§ YOUR INSTRUCTIONS: Reproduce everything from "At the time" down to "for general consumption." in the excerpt below on Cicero and Roman letter-writing.

§ PAGE EXCERPT:
— BEGIN —

Cover art for Writing on the Wall: Social Media - The First 2,000 Years (Introduction) by Tom Standage

Writing on the Wall: Social Media - The First 2,000 Years (Introduction)

Writing on the Wall: Social Media - The First 2,000 Years (Introduction) Lyrics

In July 51BC the Roman statesman and orator Marcus Tullius Cicero arrived in Cilicia, in what is now south-east Turkey, to take up the post of proconsul, or regional governor. Cicero had been deeply reluctant to leave the bustle of Rome, where he was a central figure in the plotting and counter-plotting of Roman politics, and he intended to return as soon as was decently possible. The burning question of the day was whether Julius Caesar, commander of Rome’s armies in the west, would make a grab for power by marching on the city. Cicero had spent his career trying to defend the political system of the Roman republic, with its careful division of powers and strict limits on the authority of any individual, from Caesar and others who wished to centralise power and seize it for themselves. But a new anti-corruption law required Cicero and other trustworthy elder statesmen to take up posts as provincial governors. Fortunately, even in distant Cilicia, Cicero had the means to stay in touch with the goings-on in Rome—because the Roman elite had developed an elaborate system to distribute information.

At the time there were no printing presses and no paper. Instead, information circulated through the exchange of letters and other documents which were copied, commented on and shared with others in the form of papyrus rolls. Cicero’s own correspondence, one of the best-preserved collections of letters from the period, shows that he exchanged letters constantly with his friends elsewhere, keeping them up to date with the latest political machinations, passing on items of interest from others and providing his own commentary and opinions. Letters were often copied, shared and quoted in other letters. Some letters were addressed to several people and were written to be read aloud, or posted in public for general consumption.

When Cicero or another politician made a noteworthy speech, he could distribute it by making copies available to his close associates, who would read it and pass it on to others. Many more people might then read the speech than had heard it being delivered. Books circulated in a similar way, as sets of papyrus rolls passed from person to person. Anyone who wished to retain a copy of a speech or book would have it transcribed by scribes before passing it on. Copies also circulated of the acta diurna or state gazette, the original of which was posted on a board in the forum in Rome each day and contained summaries of political debates, proposals for new laws, announcements of births and deaths, the dates of public holidays and other official information. As he departed for Cilicia, Cicero asked his friend and protégé Marcus Caelius Rufus to send him copies of each day’s gazette along with his letters. But this would be just part of Cicero’s information supply. “Others will write, many will bring me news, much too will reach me even in the way of rumour,” Cicero wrote.

With information flitting from one correspondent to another, this informal system enabled information to penetrate to the farthest provinces within a few weeks at most. News from Rome took around five weeks to reach Britain in the west and seven weeks to reach Syria in the east. Merchants, soldiers and officials in distant parts would circulate information from the heart of the republic within their own social circles, sharing extracts from letters, speeches or the state gazette with their friends and passing news and rumours from the frontier back to their contacts in Rome. There was no formal postal service, so letters had to be carried by messengers or given to friends, traders or travellers heading in the right direction. The result was that Cicero, along with other members of the Roman elite, was kept informed by a web of contacts—the members of his social circle—all of whom gathered, filtered and distributed information for each other.

— END —

§ GIVEN DATA:
— BEGIN —

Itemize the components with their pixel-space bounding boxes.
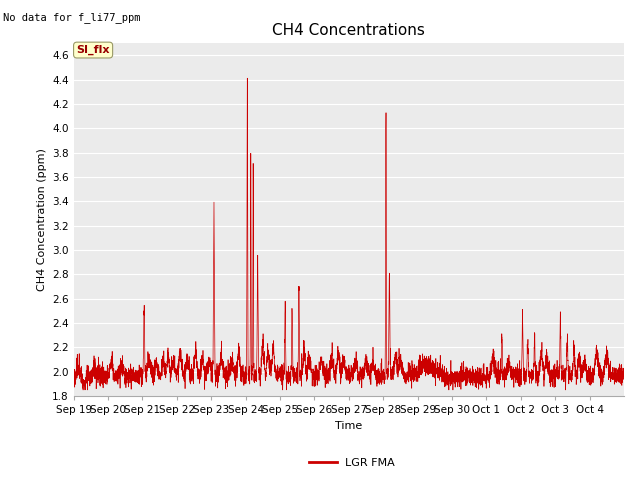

— END —

§ ANSWER FOR THE TASK:
At the time there were no printing presses and no paper. Instead, information circulated through the exchange of letters and other documents which were copied, commented on and shared with others in the form of papyrus rolls. Cicero’s own correspondence, one of the best-preserved collections of letters from the period, shows that he exchanged letters constantly with his friends elsewhere, keeping them up to date with the latest political machinations, passing on items of interest from others and providing his own commentary and opinions. Letters were often copied, shared and quoted in other letters. Some letters were addressed to several people and were written to be read aloud, or posted in public for general consumption.